For example, in the first embodiment, the URL redirecting process for adding the address of the Web archive server 20 to the original URL of the requested Web page is performed to change the access to the address before collection present on the network to the access to the address of the Web archive server. However, the present invention is not limited thereto, and a Web page acquisition target can be transmitted to the Web archive server 20 defined as the PROXY of the client terminal 10. The access from the client terminal can be then controlled exclusively by the Web archive server.

In the present invention, the generation information of the Web page specified as the request target can be output to the client terminal 10. For example, when navigation to the Web archive or an access to the URL described in the search result list HTML is detected, a window in which the generation information is drawn is displayed. The window for displaying the generation information can be the same as the current window or can be another window.

The generation information can be output at the time of outputting the Web page stored in the Web archive, and the generation in the archive accessed by the client terminal can be easily identified.

In the first embodiment, an example in which the generation information itself is set in the “Cookie” has been explained. However, the present invention is not limited thereto, and the generation information can be made identifiable by the client terminal 10 and the Web archive server 20 as in the first embodiment by setting the management information (for example, a session ID) capable of specifying the generation information in the “Cookie”.

Among the respective process described in the embodiments, all or a part of the processes explained as being performed automatically can be performed manually, or all or a part of the processes explained as being performed manually can be performed automatically by a known method. In addition, the process procedures, control procedures, specific names, and information including various kinds of data and parameters shown in the present specification or the drawings can be optionally changed unless otherwise specified.

The respective constituent elements of the units or devices shown in the drawings are functionally conceptual, and physically the same configuration is not always necessary. That is, the specific mode of distribution and integration of the units or devices is not limited to the shown ones, and all or a part thereof can be functionally or physically distributed or integrated in an optional unit, according to various kinds of load and the status of use. All or an optional part of various process functions performed by the respective units or devices can be realized by a CPU or a program analyzed and executed by the CPU, or can be realized as hardware by a wired logic. As described above, according to one aspect of the present invention, an information-requesting terminal transmits an information acquisition request including the address before collection of the requested Web page and the generation information or management information capable of specifying the generation information to the Web archive server, and the Web archive server extracts a Web page corresponding to the transmitted address before collection of the Web page and generation information or management information capable of specifying the generation information from the Web archive, and provides the extracted Web page to the information-requesting terminal. Accordingly, an information providing method that can trace various Web page links stored in the Web archive can be obtained. Further, in association therewith, by performing management of the generation information and replacement of the URL by respective devices (the client terminal 10 and the Web archive server 20) in a distributed manner, various Web page links stored in the Web archive can be traced even from the information-requesting terminal via a firewall or the information-requesting terminal via a broadband router.

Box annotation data
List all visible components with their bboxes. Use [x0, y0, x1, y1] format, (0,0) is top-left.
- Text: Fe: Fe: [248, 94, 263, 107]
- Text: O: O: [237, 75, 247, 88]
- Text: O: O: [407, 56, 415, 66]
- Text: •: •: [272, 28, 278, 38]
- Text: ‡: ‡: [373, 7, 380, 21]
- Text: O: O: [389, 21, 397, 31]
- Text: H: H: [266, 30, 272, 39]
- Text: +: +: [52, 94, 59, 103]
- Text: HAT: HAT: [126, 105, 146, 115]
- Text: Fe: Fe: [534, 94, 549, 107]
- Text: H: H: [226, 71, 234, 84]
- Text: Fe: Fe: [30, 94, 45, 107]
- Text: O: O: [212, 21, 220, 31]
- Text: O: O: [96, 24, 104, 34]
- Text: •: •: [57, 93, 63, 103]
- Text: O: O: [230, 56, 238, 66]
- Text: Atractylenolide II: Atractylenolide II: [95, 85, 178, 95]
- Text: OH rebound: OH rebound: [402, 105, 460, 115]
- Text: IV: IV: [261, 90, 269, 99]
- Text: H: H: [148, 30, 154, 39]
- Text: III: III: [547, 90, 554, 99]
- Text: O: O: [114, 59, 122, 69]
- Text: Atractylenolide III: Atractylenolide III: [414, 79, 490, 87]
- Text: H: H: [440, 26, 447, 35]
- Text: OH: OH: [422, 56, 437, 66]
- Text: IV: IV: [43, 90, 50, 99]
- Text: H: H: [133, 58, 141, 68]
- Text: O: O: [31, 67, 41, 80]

* **SET PROBLEM A**
Answer these questions using the Web archive passage.
(i) In the first embodiment's URL redirecting process, what is added to the original URL of the requested Web page?
(ii) What example of management information that can specify the generation information in the "Cookie" is given?
(iii) By what two means can the various process functions of the units or devices be realized?
* **SET PROBLEM B**
List every item that the Web archive passage says can be optionally changed unless otherwise specified.
* **SET PROBLEM C**
Reproduce the Web archive passage from "The generation information can be output" up to and including "be easily identified.".

* **TASK OUTPUT A**
(i) The address of the Web archive server 20.
(ii) A session ID.
(iii) By a CPU or a program analyzed and executed by the CPU, or as hardware by a wired logic.

* **TASK OUTPUT B**
- Process procedures
- Control procedures
- Specific names
- Information including various kinds of data and parameters

* **TASK OUTPUT C**
The generation information can be output at the time of outputting the Web page stored in the Web archive, and the generation in the archive accessed by the client terminal can be easily identified.